Write every line of the material out exactly as shown.

=== Material supplied ===

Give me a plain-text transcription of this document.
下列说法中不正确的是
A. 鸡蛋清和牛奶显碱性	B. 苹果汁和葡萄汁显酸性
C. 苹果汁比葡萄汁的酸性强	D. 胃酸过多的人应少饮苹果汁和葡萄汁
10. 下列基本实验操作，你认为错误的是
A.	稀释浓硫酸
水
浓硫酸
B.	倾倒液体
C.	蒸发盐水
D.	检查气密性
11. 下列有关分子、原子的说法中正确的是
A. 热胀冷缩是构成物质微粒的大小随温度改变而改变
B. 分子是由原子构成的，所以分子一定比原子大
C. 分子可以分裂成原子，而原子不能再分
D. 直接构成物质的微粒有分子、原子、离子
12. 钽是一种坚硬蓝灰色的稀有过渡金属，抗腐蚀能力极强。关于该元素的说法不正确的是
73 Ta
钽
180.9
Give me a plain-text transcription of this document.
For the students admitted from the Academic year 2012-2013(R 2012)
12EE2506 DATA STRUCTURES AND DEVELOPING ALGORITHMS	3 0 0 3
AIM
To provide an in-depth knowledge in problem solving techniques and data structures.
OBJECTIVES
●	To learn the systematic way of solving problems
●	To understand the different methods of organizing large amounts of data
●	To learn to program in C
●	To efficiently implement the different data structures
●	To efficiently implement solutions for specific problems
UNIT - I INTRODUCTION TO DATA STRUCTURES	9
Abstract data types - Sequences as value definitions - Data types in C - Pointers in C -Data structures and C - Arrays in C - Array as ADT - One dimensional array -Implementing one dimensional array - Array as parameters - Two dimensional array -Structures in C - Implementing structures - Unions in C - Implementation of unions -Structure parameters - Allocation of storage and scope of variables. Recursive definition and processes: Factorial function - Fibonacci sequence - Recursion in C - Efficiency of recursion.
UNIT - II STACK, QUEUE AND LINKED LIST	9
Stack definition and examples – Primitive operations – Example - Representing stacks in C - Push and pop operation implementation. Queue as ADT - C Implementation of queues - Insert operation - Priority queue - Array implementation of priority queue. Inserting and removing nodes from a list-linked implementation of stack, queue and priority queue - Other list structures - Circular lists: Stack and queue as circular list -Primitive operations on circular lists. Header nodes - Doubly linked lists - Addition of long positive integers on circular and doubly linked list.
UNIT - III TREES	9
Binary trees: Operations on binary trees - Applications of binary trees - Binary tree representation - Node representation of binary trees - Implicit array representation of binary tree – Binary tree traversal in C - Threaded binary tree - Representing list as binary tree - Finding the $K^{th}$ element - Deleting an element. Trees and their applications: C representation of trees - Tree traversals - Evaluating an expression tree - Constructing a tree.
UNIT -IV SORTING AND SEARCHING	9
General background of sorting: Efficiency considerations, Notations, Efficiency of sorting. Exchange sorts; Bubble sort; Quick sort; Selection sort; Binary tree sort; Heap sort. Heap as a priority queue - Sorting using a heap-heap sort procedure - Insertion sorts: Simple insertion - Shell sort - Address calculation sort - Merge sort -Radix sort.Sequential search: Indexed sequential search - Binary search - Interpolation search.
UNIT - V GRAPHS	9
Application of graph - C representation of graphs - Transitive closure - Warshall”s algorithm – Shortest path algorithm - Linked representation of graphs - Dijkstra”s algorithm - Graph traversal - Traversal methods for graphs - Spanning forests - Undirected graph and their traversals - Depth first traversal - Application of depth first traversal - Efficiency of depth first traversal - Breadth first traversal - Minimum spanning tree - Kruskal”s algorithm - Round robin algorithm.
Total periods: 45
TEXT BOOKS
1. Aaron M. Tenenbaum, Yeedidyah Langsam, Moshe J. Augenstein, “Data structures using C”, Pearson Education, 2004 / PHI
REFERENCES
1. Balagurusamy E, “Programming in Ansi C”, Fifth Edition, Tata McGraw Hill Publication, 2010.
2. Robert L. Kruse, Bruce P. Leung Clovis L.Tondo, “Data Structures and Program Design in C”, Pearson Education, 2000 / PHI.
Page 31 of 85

===

**Reply to the exercise**
Give me a plain-text transcription of this document.
下列说法中不正确的是
A. 鸡蛋清和牛奶显碱性	B. 苹果汁和葡萄汁显酸性
C. 苹果汁比葡萄汁的酸性强	D. 胃酸过多的人应少饮苹果汁和葡萄汁
10. 下列基本实验操作，你认为错误的是
A.	稀释浓硫酸
水
浓硫酸
B.	倾倒液体
C.	蒸发盐水
D.	检查气密性
11. 下列有关分子、原子的说法中正确的是
A. 热胀冷缩是构成物质微粒的大小随温度改变而改变
B. 分子是由原子构成的，所以分子一定比原子大
C. 分子可以分裂成原子，而原子不能再分
D. 直接构成物质的微粒有分子、原子、离子
12. 钽是一种坚硬蓝灰色的稀有过渡金属，抗腐蚀能力极强。关于该元素的说法不正确的是
73 Ta
钽
180.9
Give me a plain-text transcription of this document.
For the students admitted from the Academic year 2012-2013(R 2012)
12EE2506 DATA STRUCTURES AND DEVELOPING ALGORITHMS	3 0 0 3
AIM
To provide an in-depth knowledge in problem solving techniques and data structures.
OBJECTIVES
●	To learn the systematic way of solving problems
●	To understand the different methods of organizing large amounts of data
●	To learn to program in C
●	To efficiently implement the different data structures
●	To efficiently implement solutions for specific problems
UNIT - I INTRODUCTION TO DATA STRUCTURES	9
Abstract data types - Sequences as value definitions - Data types in C - Pointers in C -Data structures and C - Arrays in C - Array as ADT - One dimensional array -Implementing one dimensional array - Array as parameters - Two dimensional array -Structures in C - Implementing structures - Unions in C - Implementation of unions -Structure parameters - Allocation of storage and scope of variables. Recursive definition and processes: Factorial function - Fibonacci sequence - Recursion in C - Efficiency of recursion.
UNIT - II STACK, QUEUE AND LINKED LIST	9
Stack definition and examples – Primitive operations – Example - Representing stacks in C - Push and pop operation implementation. Queue as ADT - C Implementation of queues - Insert operation - Priority queue - Array implementation of priority queue. Inserting and removing nodes from a list-linked implementation of stack, queue and priority queue - Other list structures - Circular lists: Stack and queue as circular list -Primitive operations on circular lists. Header nodes - Doubly linked lists - Addition of long positive integers on circular and doubly linked list.
UNIT - III TREES	9
Binary trees: Operations on binary trees - Applications of binary trees - Binary tree representation - Node representation of binary trees - Implicit array representation of binary tree – Binary tree traversal in C - Threaded binary tree - Representing list as binary tree - Finding the $K^{th}$ element - Deleting an element. Trees and their applications: C representation of trees - Tree traversals - Evaluating an expression tree - Constructing a tree.
UNIT -IV SORTING AND SEARCHING	9
General background of sorting: Efficiency considerations, Notations, Efficiency of sorting. Exchange sorts; Bubble sort; Quick sort; Selection sort; Binary tree sort; Heap sort. Heap as a priority queue - Sorting using a heap-heap sort procedure - Insertion sorts: Simple insertion - Shell sort - Address calculation sort - Merge sort -Radix sort.Sequential search: Indexed sequential search - Binary search - Interpolation search.
UNIT - V GRAPHS	9
Application of graph - C representation of graphs - Transitive closure - Warshall”s algorithm – Shortest path algorithm - Linked representation of graphs - Dijkstra”s algorithm - Graph traversal - Traversal methods for graphs - Spanning forests - Undirected graph and their traversals - Depth first traversal - Application of depth first traversal - Efficiency of depth first traversal - Breadth first traversal - Minimum spanning tree - Kruskal”s algorithm - Round robin algorithm.
Total periods: 45
TEXT BOOKS
1. Aaron M. Tenenbaum, Yeedidyah Langsam, Moshe J. Augenstein, “Data structures using C”, Pearson Education, 2004 / PHI
REFERENCES
1. Balagurusamy E, “Programming in Ansi C”, Fifth Edition, Tata McGraw Hill Publication, 2010.
2. Robert L. Kruse, Bruce P. Leung Clovis L.Tondo, “Data Structures and Program Design in C”, Pearson Education, 2000 / PHI.
Page 31 of 85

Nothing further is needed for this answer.